What needs to be done - Return all the data, word for word.
Start
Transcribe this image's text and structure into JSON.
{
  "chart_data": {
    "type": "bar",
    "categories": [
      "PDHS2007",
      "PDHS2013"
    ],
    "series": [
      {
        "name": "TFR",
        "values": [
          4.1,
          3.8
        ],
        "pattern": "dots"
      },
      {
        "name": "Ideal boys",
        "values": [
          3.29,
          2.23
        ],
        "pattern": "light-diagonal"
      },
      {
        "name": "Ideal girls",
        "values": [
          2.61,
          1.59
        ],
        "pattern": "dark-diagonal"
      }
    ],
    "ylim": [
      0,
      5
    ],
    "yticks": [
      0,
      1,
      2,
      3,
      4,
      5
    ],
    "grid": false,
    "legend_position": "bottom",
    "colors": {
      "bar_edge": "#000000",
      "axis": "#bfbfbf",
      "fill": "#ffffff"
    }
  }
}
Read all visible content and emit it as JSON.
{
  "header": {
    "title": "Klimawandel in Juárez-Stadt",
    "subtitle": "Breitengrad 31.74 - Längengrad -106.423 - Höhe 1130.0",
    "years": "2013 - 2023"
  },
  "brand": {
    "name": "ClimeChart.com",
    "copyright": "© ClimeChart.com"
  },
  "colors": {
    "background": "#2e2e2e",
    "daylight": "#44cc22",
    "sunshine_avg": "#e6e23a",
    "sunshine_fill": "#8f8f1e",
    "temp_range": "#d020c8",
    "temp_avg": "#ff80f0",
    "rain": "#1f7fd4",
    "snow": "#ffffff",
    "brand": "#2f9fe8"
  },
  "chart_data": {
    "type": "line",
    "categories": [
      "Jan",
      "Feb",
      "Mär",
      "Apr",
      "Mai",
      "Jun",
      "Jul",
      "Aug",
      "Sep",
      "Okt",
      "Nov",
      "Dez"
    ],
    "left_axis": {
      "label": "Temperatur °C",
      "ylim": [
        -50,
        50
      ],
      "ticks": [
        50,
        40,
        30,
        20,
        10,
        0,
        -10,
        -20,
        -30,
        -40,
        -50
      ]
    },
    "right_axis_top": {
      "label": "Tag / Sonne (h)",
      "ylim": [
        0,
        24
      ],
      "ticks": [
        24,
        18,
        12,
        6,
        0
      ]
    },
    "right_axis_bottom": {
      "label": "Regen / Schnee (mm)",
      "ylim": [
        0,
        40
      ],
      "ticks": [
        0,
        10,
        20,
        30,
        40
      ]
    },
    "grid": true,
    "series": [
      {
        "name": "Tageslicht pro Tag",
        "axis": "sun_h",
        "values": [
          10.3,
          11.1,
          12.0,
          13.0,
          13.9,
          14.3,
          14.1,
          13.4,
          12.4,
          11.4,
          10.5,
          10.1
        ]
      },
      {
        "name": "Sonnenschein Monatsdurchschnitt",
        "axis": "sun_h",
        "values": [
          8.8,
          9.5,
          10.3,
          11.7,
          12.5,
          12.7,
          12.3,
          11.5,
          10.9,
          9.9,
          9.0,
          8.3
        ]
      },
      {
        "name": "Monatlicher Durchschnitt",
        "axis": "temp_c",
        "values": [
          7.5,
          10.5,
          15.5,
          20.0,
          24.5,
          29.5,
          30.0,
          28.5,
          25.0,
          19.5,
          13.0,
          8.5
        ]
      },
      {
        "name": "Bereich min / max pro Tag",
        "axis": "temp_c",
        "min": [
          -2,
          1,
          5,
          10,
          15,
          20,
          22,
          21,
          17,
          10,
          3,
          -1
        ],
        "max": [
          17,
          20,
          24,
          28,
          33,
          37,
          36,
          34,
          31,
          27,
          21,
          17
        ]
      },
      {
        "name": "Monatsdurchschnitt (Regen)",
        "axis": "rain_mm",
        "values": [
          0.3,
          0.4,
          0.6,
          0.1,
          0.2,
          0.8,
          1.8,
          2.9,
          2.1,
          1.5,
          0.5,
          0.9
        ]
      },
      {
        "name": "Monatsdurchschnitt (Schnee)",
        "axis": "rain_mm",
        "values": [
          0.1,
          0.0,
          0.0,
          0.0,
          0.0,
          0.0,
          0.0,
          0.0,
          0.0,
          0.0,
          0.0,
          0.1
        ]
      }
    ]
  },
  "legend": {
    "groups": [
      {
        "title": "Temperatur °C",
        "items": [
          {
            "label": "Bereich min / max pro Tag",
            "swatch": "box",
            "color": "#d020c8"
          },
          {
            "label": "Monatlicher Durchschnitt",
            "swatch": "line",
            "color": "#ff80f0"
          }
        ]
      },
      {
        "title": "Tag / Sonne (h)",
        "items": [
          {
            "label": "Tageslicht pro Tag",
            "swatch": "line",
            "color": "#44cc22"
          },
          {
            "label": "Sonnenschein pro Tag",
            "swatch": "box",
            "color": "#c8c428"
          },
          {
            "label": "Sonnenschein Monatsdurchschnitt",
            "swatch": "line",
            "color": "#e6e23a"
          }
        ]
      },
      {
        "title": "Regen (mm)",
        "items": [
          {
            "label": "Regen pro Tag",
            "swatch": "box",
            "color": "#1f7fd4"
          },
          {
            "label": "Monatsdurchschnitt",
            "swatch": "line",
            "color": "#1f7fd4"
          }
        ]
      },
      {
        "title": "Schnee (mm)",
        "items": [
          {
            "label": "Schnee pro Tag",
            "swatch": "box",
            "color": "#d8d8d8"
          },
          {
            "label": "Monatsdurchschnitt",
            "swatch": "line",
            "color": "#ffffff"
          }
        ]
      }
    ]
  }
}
End
Reply -
Transcribe this image's text and structure into JSON.
{
  "chart_data": {
    "type": "bar",
    "categories": [
      "PDHS2007",
      "PDHS2013"
    ],
    "series": [
      {
        "name": "TFR",
        "values": [
          4.1,
          3.8
        ],
        "pattern": "dots"
      },
      {
        "name": "Ideal boys",
        "values": [
          3.29,
          2.23
        ],
        "pattern": "light-diagonal"
      },
      {
        "name": "Ideal girls",
        "values": [
          2.61,
          1.59
        ],
        "pattern": "dark-diagonal"
      }
    ],
    "ylim": [
      0,
      5
    ],
    "yticks": [
      0,
      1,
      2,
      3,
      4,
      5
    ],
    "grid": false,
    "legend_position": "bottom",
    "colors": {
      "bar_edge": "#000000",
      "axis": "#bfbfbf",
      "fill": "#ffffff"
    }
  }
}
Read all visible content and emit it as JSON.
{
  "header": {
    "title": "Klimawandel in Juárez-Stadt",
    "subtitle": "Breitengrad 31.74 - Längengrad -106.423 - Höhe 1130.0",
    "years": "2013 - 2023"
  },
  "brand": {
    "name": "ClimeChart.com",
    "copyright": "© ClimeChart.com"
  },
  "colors": {
    "background": "#2e2e2e",
    "daylight": "#44cc22",
    "sunshine_avg": "#e6e23a",
    "sunshine_fill": "#8f8f1e",
    "temp_range": "#d020c8",
    "temp_avg": "#ff80f0",
    "rain": "#1f7fd4",
    "snow": "#ffffff",
    "brand": "#2f9fe8"
  },
  "chart_data": {
    "type": "line",
    "categories": [
      "Jan",
      "Feb",
      "Mär",
      "Apr",
      "Mai",
      "Jun",
      "Jul",
      "Aug",
      "Sep",
      "Okt",
      "Nov",
      "Dez"
    ],
    "left_axis": {
      "label": "Temperatur °C",
      "ylim": [
        -50,
        50
      ],
      "ticks": [
        50,
        40,
        30,
        20,
        10,
        0,
        -10,
        -20,
        -30,
        -40,
        -50
      ]
    },
    "right_axis_top": {
      "label": "Tag / Sonne (h)",
      "ylim": [
        0,
        24
      ],
      "ticks": [
        24,
        18,
        12,
        6,
        0
      ]
    },
    "right_axis_bottom": {
      "label": "Regen / Schnee (mm)",
      "ylim": [
        0,
        40
      ],
      "ticks": [
        0,
        10,
        20,
        30,
        40
      ]
    },
    "grid": true,
    "series": [
      {
        "name": "Tageslicht pro Tag",
        "axis": "sun_h",
        "values": [
          10.3,
          11.1,
          12.0,
          13.0,
          13.9,
          14.3,
          14.1,
          13.4,
          12.4,
          11.4,
          10.5,
          10.1
        ]
      },
      {
        "name": "Sonnenschein Monatsdurchschnitt",
        "axis": "sun_h",
        "values": [
          8.8,
          9.5,
          10.3,
          11.7,
          12.5,
          12.7,
          12.3,
          11.5,
          10.9,
          9.9,
          9.0,
          8.3
        ]
      },
      {
        "name": "Monatlicher Durchschnitt",
        "axis": "temp_c",
        "values": [
          7.5,
          10.5,
          15.5,
          20.0,
          24.5,
          29.5,
          30.0,
          28.5,
          25.0,
          19.5,
          13.0,
          8.5
        ]
      },
      {
        "name": "Bereich min / max pro Tag",
        "axis": "temp_c",
        "min": [
          -2,
          1,
          5,
          10,
          15,
          20,
          22,
          21,
          17,
          10,
          3,
          -1
        ],
        "max": [
          17,
          20,
          24,
          28,
          33,
          37,
          36,
          34,
          31,
          27,
          21,
          17
        ]
      },
      {
        "name": "Monatsdurchschnitt (Regen)",
        "axis": "rain_mm",
        "values": [
          0.3,
          0.4,
          0.6,
          0.1,
          0.2,
          0.8,
          1.8,
          2.9,
          2.1,
          1.5,
          0.5,
          0.9
        ]
      },
      {
        "name": "Monatsdurchschnitt (Schnee)",
        "axis": "rain_mm",
        "values": [
          0.1,
          0.0,
          0.0,
          0.0,
          0.0,
          0.0,
          0.0,
          0.0,
          0.0,
          0.0,
          0.0,
          0.1
        ]
      }
    ]
  },
  "legend": {
    "groups": [
      {
        "title": "Temperatur °C",
        "items": [
          {
            "label": "Bereich min / max pro Tag",
            "swatch": "box",
            "color": "#d020c8"
          },
          {
            "label": "Monatlicher Durchschnitt",
            "swatch": "line",
            "color": "#ff80f0"
          }
        ]
      },
      {
        "title": "Tag / Sonne (h)",
        "items": [
          {
            "label": "Tageslicht pro Tag",
            "swatch": "line",
            "color": "#44cc22"
          },
          {
            "label": "Sonnenschein pro Tag",
            "swatch": "box",
            "color": "#c8c428"
          },
          {
            "label": "Sonnenschein Monatsdurchschnitt",
            "swatch": "line",
            "color": "#e6e23a"
          }
        ]
      },
      {
        "title": "Regen (mm)",
        "items": [
          {
            "label": "Regen pro Tag",
            "swatch": "box",
            "color": "#1f7fd4"
          },
          {
            "label": "Monatsdurchschnitt",
            "swatch": "line",
            "color": "#1f7fd4"
          }
        ]
      },
      {
        "title": "Schnee (mm)",
        "items": [
          {
            "label": "Schnee pro Tag",
            "swatch": "box",
            "color": "#d8d8d8"
          },
          {
            "label": "Monatsdurchschnitt",
            "swatch": "line",
            "color": "#ffffff"
          }
        ]
      }
    ]
  }
}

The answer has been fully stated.